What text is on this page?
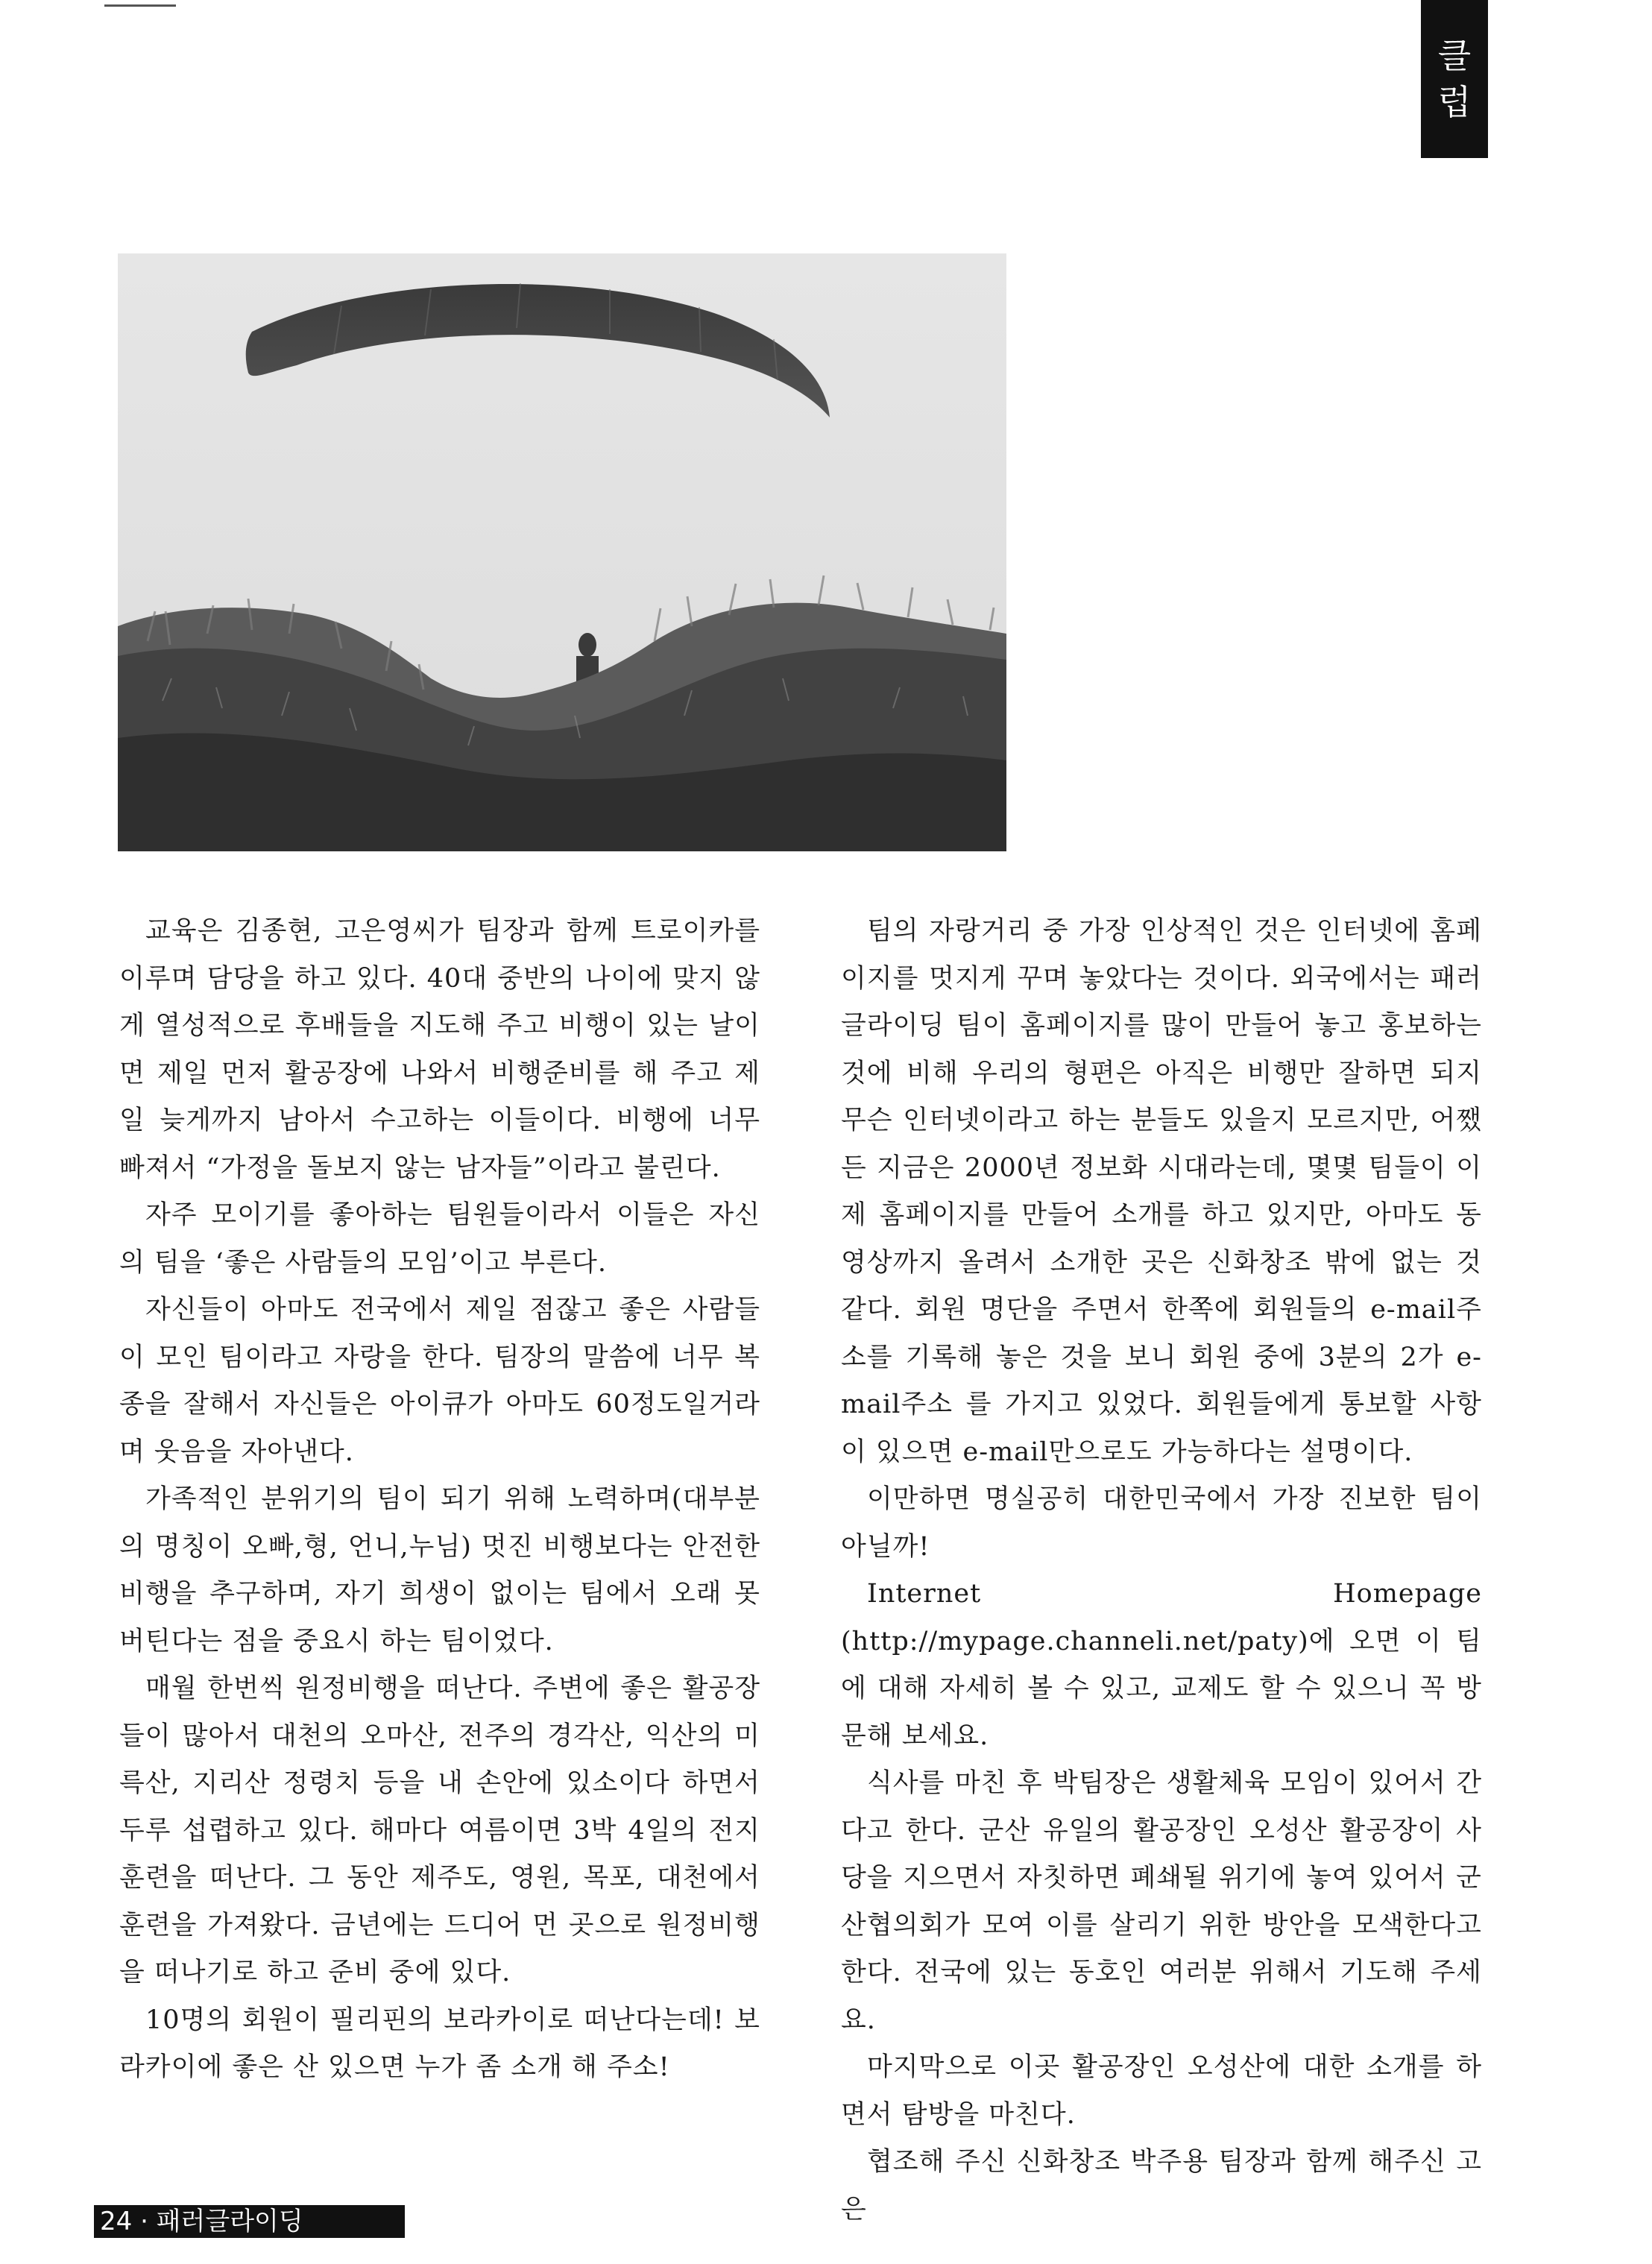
클
럽

교육은 김종현, 고은영씨가 팀장과 함께 트로이카를 이루며 담당을 하고 있다. 40대 중반의 나이에 맞지 않게 열성적으로 후배들을 지도해 주고 비행이 있는 날이면 제일 먼저 활공장에 나와서 비행준비를 해 주고 제일 늦게까지 남아서 수고하는 이들이다. 비행에 너무 빠져서 “가정을 돌보지 않는 남자들”이라고 불린다.

자주 모이기를 좋아하는 팀원들이라서 이들은 자신의 팀을 ‘좋은 사람들의 모임’이고 부른다.

자신들이 아마도 전국에서 제일 점잖고 좋은 사람들이 모인 팀이라고 자랑을 한다. 팀장의 말씀에 너무 복종을 잘해서 자신들은 아이큐가 아마도 60정도일거라며 웃음을 자아낸다.

가족적인 분위기의 팀이 되기 위해 노력하며(대부분의 명칭이 오빠,형, 언니,누님) 멋진 비행보다는 안전한 비행을 추구하며, 자기 희생이 없이는 팀에서 오래 못 버틴다는 점을 중요시 하는 팀이었다.

매월 한번씩 원정비행을 떠난다. 주변에 좋은 활공장들이 많아서 대천의 오마산, 전주의 경각산, 익산의 미륵산, 지리산 정령치 등을 내 손안에 있소이다 하면서 두루 섭렵하고 있다. 해마다 여름이면 3박 4일의 전지훈련을 떠난다. 그 동안 제주도, 영원, 목포, 대천에서 훈련을 가져왔다. 금년에는 드디어 먼 곳으로 원정비행을 떠나기로 하고 준비 중에 있다.

10명의 회원이 필리핀의 보라카이로 떠난다는데! 보라카이에 좋은 산 있으면 누가 좀 소개 해 주소!

팀의 자랑거리 중 가장 인상적인 것은 인터넷에 홈페이지를 멋지게 꾸며 놓았다는 것이다. 외국에서는 패러글라이딩 팀이 홈페이지를 많이 만들어 놓고 홍보하는 것에 비해 우리의 형편은 아직은 비행만 잘하면 되지 무슨 인터넷이라고 하는 분들도 있을지 모르지만, 어쨌든 지금은 2000년 정보화 시대라는데, 몇몇 팀들이 이제 홈페이지를 만들어 소개를 하고 있지만, 아마도 동영상까지 올려서 소개한 곳은 신화창조 밖에 없는 것 같다. 회원 명단을 주면서 한쪽에 회원들의 e-mail주소를 기록해 놓은 것을 보니 회원 중에 3분의 2가 e-mail주소 를 가지고 있었다. 회원들에게 통보할 사항이 있으면 e-mail만으로도 가능하다는 설명이다.

이만하면 명실공히 대한민국에서 가장 진보한 팀이 아닐까!

Internet Homepage (http://mypage.channeli.net/paty)에 오면 이 팀에 대해 자세히 볼 수 있고, 교제도 할 수 있으니 꼭 방문해 보세요.

식사를 마친 후 박팀장은 생활체육 모임이 있어서 간다고 한다. 군산 유일의 활공장인 오성산 활공장이 사당을 지으면서 자칫하면 폐쇄될 위기에 놓여 있어서 군산협의회가 모여 이를 살리기 위한 방안을 모색한다고 한다. 전국에 있는 동호인 여러분 위해서 기도해 주세요.

마지막으로 이곳 활공장인 오성산에 대한 소개를 하면서 탐방을 마친다.

협조해 주신 신화창조 박주용 팀장과 함께 해주신 고은

24 · 패러글라이딩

________________________________________

YOUR OBJECTIVE
Write out the material above once more, exactly as it reads, with no pictures.

OUTPUT
What text is on this page?
클
럽

교육은 김종현, 고은영씨가 팀장과 함께 트로이카를 이루며 담당을 하고 있다. 40대 중반의 나이에 맞지 않게 열성적으로 후배들을 지도해 주고 비행이 있는 날이면 제일 먼저 활공장에 나와서 비행준비를 해 주고 제일 늦게까지 남아서 수고하는 이들이다. 비행에 너무 빠져서 “가정을 돌보지 않는 남자들”이라고 불린다.

자주 모이기를 좋아하는 팀원들이라서 이들은 자신의 팀을 ‘좋은 사람들의 모임’이고 부른다.

자신들이 아마도 전국에서 제일 점잖고 좋은 사람들이 모인 팀이라고 자랑을 한다. 팀장의 말씀에 너무 복종을 잘해서 자신들은 아이큐가 아마도 60정도일거라며 웃음을 자아낸다.

가족적인 분위기의 팀이 되기 위해 노력하며(대부분의 명칭이 오빠,형, 언니,누님) 멋진 비행보다는 안전한 비행을 추구하며, 자기 희생이 없이는 팀에서 오래 못 버틴다는 점을 중요시 하는 팀이었다.

매월 한번씩 원정비행을 떠난다. 주변에 좋은 활공장들이 많아서 대천의 오마산, 전주의 경각산, 익산의 미륵산, 지리산 정령치 등을 내 손안에 있소이다 하면서 두루 섭렵하고 있다. 해마다 여름이면 3박 4일의 전지훈련을 떠난다. 그 동안 제주도, 영원, 목포, 대천에서 훈련을 가져왔다. 금년에는 드디어 먼 곳으로 원정비행을 떠나기로 하고 준비 중에 있다.

10명의 회원이 필리핀의 보라카이로 떠난다는데! 보라카이에 좋은 산 있으면 누가 좀 소개 해 주소!

팀의 자랑거리 중 가장 인상적인 것은 인터넷에 홈페이지를 멋지게 꾸며 놓았다는 것이다. 외국에서는 패러글라이딩 팀이 홈페이지를 많이 만들어 놓고 홍보하는 것에 비해 우리의 형편은 아직은 비행만 잘하면 되지 무슨 인터넷이라고 하는 분들도 있을지 모르지만, 어쨌든 지금은 2000년 정보화 시대라는데, 몇몇 팀들이 이제 홈페이지를 만들어 소개를 하고 있지만, 아마도 동영상까지 올려서 소개한 곳은 신화창조 밖에 없는 것 같다. 회원 명단을 주면서 한쪽에 회원들의 e-mail주소를 기록해 놓은 것을 보니 회원 중에 3분의 2가 e-mail주소 를 가지고 있었다. 회원들에게 통보할 사항이 있으면 e-mail만으로도 가능하다는 설명이다.

이만하면 명실공히 대한민국에서 가장 진보한 팀이 아닐까!

Internet Homepage (http://mypage.channeli.net/paty)에 오면 이 팀에 대해 자세히 볼 수 있고, 교제도 할 수 있으니 꼭 방문해 보세요.

식사를 마친 후 박팀장은 생활체육 모임이 있어서 간다고 한다. 군산 유일의 활공장인 오성산 활공장이 사당을 지으면서 자칫하면 폐쇄될 위기에 놓여 있어서 군산협의회가 모여 이를 살리기 위한 방안을 모색한다고 한다. 전국에 있는 동호인 여러분 위해서 기도해 주세요.

마지막으로 이곳 활공장인 오성산에 대한 소개를 하면서 탐방을 마친다.

협조해 주신 신화창조 박주용 팀장과 함께 해주신 고은

24 · 패러글라이딩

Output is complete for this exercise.